- **STATED PROBLEM**
Show every line in the entries below where the word "Cryptocurrencies" appears.

- **DATA**
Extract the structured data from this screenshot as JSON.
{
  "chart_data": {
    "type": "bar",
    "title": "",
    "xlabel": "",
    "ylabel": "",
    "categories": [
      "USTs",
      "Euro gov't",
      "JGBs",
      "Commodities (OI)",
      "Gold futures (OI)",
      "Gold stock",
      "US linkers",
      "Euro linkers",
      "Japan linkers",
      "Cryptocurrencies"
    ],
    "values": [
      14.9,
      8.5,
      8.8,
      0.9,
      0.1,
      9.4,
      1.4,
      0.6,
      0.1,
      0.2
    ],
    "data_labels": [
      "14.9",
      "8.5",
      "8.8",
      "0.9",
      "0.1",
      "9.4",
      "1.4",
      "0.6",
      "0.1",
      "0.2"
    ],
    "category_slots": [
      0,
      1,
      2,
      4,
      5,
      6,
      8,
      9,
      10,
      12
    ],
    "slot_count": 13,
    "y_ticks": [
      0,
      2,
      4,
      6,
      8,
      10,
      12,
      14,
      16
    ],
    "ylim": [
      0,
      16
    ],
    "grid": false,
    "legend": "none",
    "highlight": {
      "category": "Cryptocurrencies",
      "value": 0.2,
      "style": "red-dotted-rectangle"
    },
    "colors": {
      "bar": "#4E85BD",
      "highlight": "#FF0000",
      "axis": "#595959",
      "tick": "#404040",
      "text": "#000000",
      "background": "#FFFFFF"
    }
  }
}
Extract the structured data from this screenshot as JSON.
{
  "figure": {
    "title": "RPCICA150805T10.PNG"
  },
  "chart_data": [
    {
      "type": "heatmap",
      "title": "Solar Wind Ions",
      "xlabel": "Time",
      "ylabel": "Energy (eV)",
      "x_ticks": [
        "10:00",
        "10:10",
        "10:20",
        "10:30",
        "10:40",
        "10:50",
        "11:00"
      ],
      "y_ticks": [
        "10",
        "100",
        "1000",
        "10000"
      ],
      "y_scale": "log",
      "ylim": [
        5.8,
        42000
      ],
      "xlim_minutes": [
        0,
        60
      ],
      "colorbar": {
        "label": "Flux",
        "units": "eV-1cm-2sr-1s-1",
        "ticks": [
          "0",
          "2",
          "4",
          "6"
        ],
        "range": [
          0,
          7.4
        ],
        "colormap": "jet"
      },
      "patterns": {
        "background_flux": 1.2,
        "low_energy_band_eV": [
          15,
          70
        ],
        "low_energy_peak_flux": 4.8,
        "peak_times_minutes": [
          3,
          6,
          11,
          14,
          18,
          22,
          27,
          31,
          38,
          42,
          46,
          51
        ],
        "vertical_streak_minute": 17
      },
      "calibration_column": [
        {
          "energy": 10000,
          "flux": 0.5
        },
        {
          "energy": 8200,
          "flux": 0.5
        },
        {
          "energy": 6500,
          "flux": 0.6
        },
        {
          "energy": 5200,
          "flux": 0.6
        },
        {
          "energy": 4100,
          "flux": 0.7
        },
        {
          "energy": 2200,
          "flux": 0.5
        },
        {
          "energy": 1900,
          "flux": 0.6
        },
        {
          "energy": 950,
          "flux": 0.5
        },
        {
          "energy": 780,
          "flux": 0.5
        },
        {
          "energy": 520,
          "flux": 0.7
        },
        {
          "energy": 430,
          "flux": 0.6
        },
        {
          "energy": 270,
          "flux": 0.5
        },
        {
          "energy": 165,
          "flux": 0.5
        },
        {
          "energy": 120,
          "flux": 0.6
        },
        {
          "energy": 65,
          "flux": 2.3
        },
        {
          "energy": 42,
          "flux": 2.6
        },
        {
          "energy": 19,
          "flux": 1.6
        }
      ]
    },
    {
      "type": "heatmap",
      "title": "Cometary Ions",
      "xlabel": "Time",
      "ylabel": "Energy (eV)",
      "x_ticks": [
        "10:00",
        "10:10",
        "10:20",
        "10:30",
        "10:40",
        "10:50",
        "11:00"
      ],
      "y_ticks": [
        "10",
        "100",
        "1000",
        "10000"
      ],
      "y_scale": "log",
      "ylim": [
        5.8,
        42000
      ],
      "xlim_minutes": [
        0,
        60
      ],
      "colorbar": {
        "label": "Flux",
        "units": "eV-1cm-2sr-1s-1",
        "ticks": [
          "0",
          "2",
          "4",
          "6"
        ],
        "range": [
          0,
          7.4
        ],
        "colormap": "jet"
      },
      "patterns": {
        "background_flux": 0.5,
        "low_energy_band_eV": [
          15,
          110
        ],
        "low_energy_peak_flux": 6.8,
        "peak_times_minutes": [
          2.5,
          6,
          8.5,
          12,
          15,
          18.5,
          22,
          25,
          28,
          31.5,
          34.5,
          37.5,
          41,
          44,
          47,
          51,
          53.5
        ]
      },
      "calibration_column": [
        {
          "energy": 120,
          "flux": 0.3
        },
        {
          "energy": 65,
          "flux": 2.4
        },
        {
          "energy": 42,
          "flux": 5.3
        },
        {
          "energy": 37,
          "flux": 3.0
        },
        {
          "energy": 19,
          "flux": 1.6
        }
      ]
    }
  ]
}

- **SOLUTION FOR THIS PROBLEM**
      "Cryptocurrencies"
      "category": "Cryptocurrencies",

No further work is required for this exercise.